--- Challenge ---
Write every entry out again exactly, please, and skip the pictures.

--- Records from a data source ---
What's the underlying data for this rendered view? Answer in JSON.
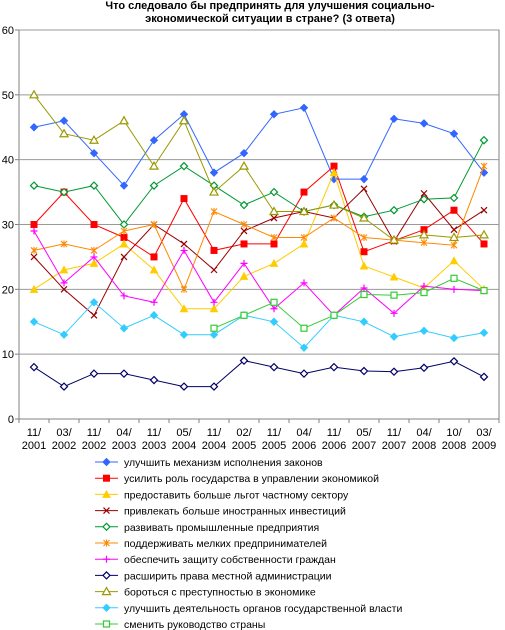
{
  "chart_data": {
    "type": "line",
    "title": [
      "Что следовало бы предпринять для  улучшения социально-",
      "экономической ситуации в стране? (3 ответа)"
    ],
    "x": [
      "11/ 2001",
      "03/ 2002",
      "11/ 2002",
      "04/ 2003",
      "11/ 2003",
      "05/ 2004",
      "11/ 2004",
      "02/ 2005",
      "11/ 2005",
      "04/ 2006",
      "11/ 2006",
      "05/ 2007",
      "11/ 2007",
      "04/ 2008",
      "10/ 2008",
      "03/ 2009"
    ],
    "ylim": [
      0,
      60
    ],
    "yticks": [
      0,
      10,
      20,
      30,
      40,
      50,
      60
    ],
    "grid": true,
    "legend_position": "bottom",
    "series": [
      {
        "name": "улучшить механизм исполнения законов",
        "color": "#3366ff",
        "marker": "diamond",
        "values": [
          45,
          46,
          41,
          36,
          43,
          47,
          38,
          41,
          47,
          48,
          37,
          37,
          46.3,
          45.6,
          44,
          38
        ]
      },
      {
        "name": "усилить роль государства в управлении экономикой",
        "color": "#ff0000",
        "marker": "square",
        "values": [
          30,
          35,
          30,
          28,
          25,
          34,
          26,
          27,
          27,
          35,
          39,
          25.8,
          27.5,
          29.2,
          32.2,
          27
        ]
      },
      {
        "name": "предоставить больше льгот частному сектору",
        "color": "#ffcc00",
        "marker": "triangle",
        "values": [
          20,
          23,
          24,
          27,
          23,
          17,
          17,
          22,
          24,
          27,
          38,
          23.6,
          21.9,
          20.2,
          24.4,
          20
        ]
      },
      {
        "name": "привлекать больше иностранных инвестиций",
        "color": "#990000",
        "marker": "x",
        "values": [
          25,
          20,
          16,
          25,
          30,
          27,
          23,
          29,
          31,
          32,
          31,
          35.5,
          27.4,
          34.8,
          29.2,
          32.2
        ]
      },
      {
        "name": "развивать промышленные предприятия",
        "color": "#009933",
        "marker": "diamond-open",
        "values": [
          36,
          35,
          36,
          30,
          36,
          39,
          36,
          33,
          35,
          32,
          33,
          31.2,
          32.2,
          33.9,
          34.1,
          43
        ]
      },
      {
        "name": "поддерживать мелких предпринимателей",
        "color": "#ff8800",
        "marker": "asterisk",
        "values": [
          26,
          27,
          26,
          29,
          30,
          20,
          32,
          30,
          28,
          28,
          31,
          28,
          27.6,
          27.2,
          26.8,
          39
        ]
      },
      {
        "name": "обеспечить защиту собственности граждан",
        "color": "#ff00ff",
        "marker": "plus",
        "values": [
          29,
          21,
          25,
          19,
          18,
          26,
          18,
          24,
          17,
          21,
          16,
          20.2,
          16.3,
          20.5,
          20,
          19.8
        ]
      },
      {
        "name": "расширить права местной администрации",
        "color": "#000066",
        "marker": "diamond-open",
        "values": [
          8,
          5,
          7,
          7,
          6,
          5,
          5,
          9,
          8,
          7,
          8,
          7.4,
          7.3,
          7.9,
          8.9,
          6.5
        ]
      },
      {
        "name": "бороться с преступностью в экономике",
        "color": "#999900",
        "marker": "triangle-open",
        "values": [
          50,
          44,
          43,
          46,
          39,
          46,
          35,
          39,
          32,
          32,
          33,
          31,
          27.6,
          28.4,
          28,
          28.4
        ]
      },
      {
        "name": "улучшить деятельность органов государственной власти",
        "color": "#33ccff",
        "marker": "diamond",
        "values": [
          15,
          13,
          18,
          14,
          16,
          13,
          13,
          16,
          15,
          11,
          16,
          15,
          12.7,
          13.6,
          12.5,
          13.3
        ]
      },
      {
        "name": "сменить руководство страны",
        "color": "#33cc33",
        "marker": "square-open",
        "values": [
          null,
          null,
          null,
          null,
          null,
          null,
          14,
          16,
          18,
          14,
          16,
          19.2,
          19.1,
          19.5,
          21.7,
          19.8
        ]
      }
    ]
  }
}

--- Solved exercise ---
What's the underlying data for this rendered view? Answer in JSON.
{
  "chart_data": {
    "type": "line",
    "title": [
      "Что следовало бы предпринять для  улучшения социально-",
      "экономической ситуации в стране? (3 ответа)"
    ],
    "x": [
      "11/ 2001",
      "03/ 2002",
      "11/ 2002",
      "04/ 2003",
      "11/ 2003",
      "05/ 2004",
      "11/ 2004",
      "02/ 2005",
      "11/ 2005",
      "04/ 2006",
      "11/ 2006",
      "05/ 2007",
      "11/ 2007",
      "04/ 2008",
      "10/ 2008",
      "03/ 2009"
    ],
    "ylim": [
      0,
      60
    ],
    "yticks": [
      0,
      10,
      20,
      30,
      40,
      50,
      60
    ],
    "grid": true,
    "legend_position": "bottom",
    "series": [
      {
        "name": "улучшить механизм исполнения законов",
        "color": "#3366ff",
        "marker": "diamond",
        "values": [
          45,
          46,
          41,
          36,
          43,
          47,
          38,
          41,
          47,
          48,
          37,
          37,
          46.3,
          45.6,
          44,
          38
        ]
      },
      {
        "name": "усилить роль государства в управлении экономикой",
        "color": "#ff0000",
        "marker": "square",
        "values": [
          30,
          35,
          30,
          28,
          25,
          34,
          26,
          27,
          27,
          35,
          39,
          25.8,
          27.5,
          29.2,
          32.2,
          27
        ]
      },
      {
        "name": "предоставить больше льгот частному сектору",
        "color": "#ffcc00",
        "marker": "triangle",
        "values": [
          20,
          23,
          24,
          27,
          23,
          17,
          17,
          22,
          24,
          27,
          38,
          23.6,
          21.9,
          20.2,
          24.4,
          20
        ]
      },
      {
        "name": "привлекать больше иностранных инвестиций",
        "color": "#990000",
        "marker": "x",
        "values": [
          25,
          20,
          16,
          25,
          30,
          27,
          23,
          29,
          31,
          32,
          31,
          35.5,
          27.4,
          34.8,
          29.2,
          32.2
        ]
      },
      {
        "name": "развивать промышленные предприятия",
        "color": "#009933",
        "marker": "diamond-open",
        "values": [
          36,
          35,
          36,
          30,
          36,
          39,
          36,
          33,
          35,
          32,
          33,
          31.2,
          32.2,
          33.9,
          34.1,
          43
        ]
      },
      {
        "name": "поддерживать мелких предпринимателей",
        "color": "#ff8800",
        "marker": "asterisk",
        "values": [
          26,
          27,
          26,
          29,
          30,
          20,
          32,
          30,
          28,
          28,
          31,
          28,
          27.6,
          27.2,
          26.8,
          39
        ]
      },
      {
        "name": "обеспечить защиту собственности граждан",
        "color": "#ff00ff",
        "marker": "plus",
        "values": [
          29,
          21,
          25,
          19,
          18,
          26,
          18,
          24,
          17,
          21,
          16,
          20.2,
          16.3,
          20.5,
          20,
          19.8
        ]
      },
      {
        "name": "расширить права местной администрации",
        "color": "#000066",
        "marker": "diamond-open",
        "values": [
          8,
          5,
          7,
          7,
          6,
          5,
          5,
          9,
          8,
          7,
          8,
          7.4,
          7.3,
          7.9,
          8.9,
          6.5
        ]
      },
      {
        "name": "бороться с преступностью в экономике",
        "color": "#999900",
        "marker": "triangle-open",
        "values": [
          50,
          44,
          43,
          46,
          39,
          46,
          35,
          39,
          32,
          32,
          33,
          31,
          27.6,
          28.4,
          28,
          28.4
        ]
      },
      {
        "name": "улучшить деятельность органов государственной власти",
        "color": "#33ccff",
        "marker": "diamond",
        "values": [
          15,
          13,
          18,
          14,
          16,
          13,
          13,
          16,
          15,
          11,
          16,
          15,
          12.7,
          13.6,
          12.5,
          13.3
        ]
      },
      {
        "name": "сменить руководство страны",
        "color": "#33cc33",
        "marker": "square-open",
        "values": [
          null,
          null,
          null,
          null,
          null,
          null,
          14,
          16,
          18,
          14,
          16,
          19.2,
          19.1,
          19.5,
          21.7,
          19.8
        ]
      }
    ]
  }
}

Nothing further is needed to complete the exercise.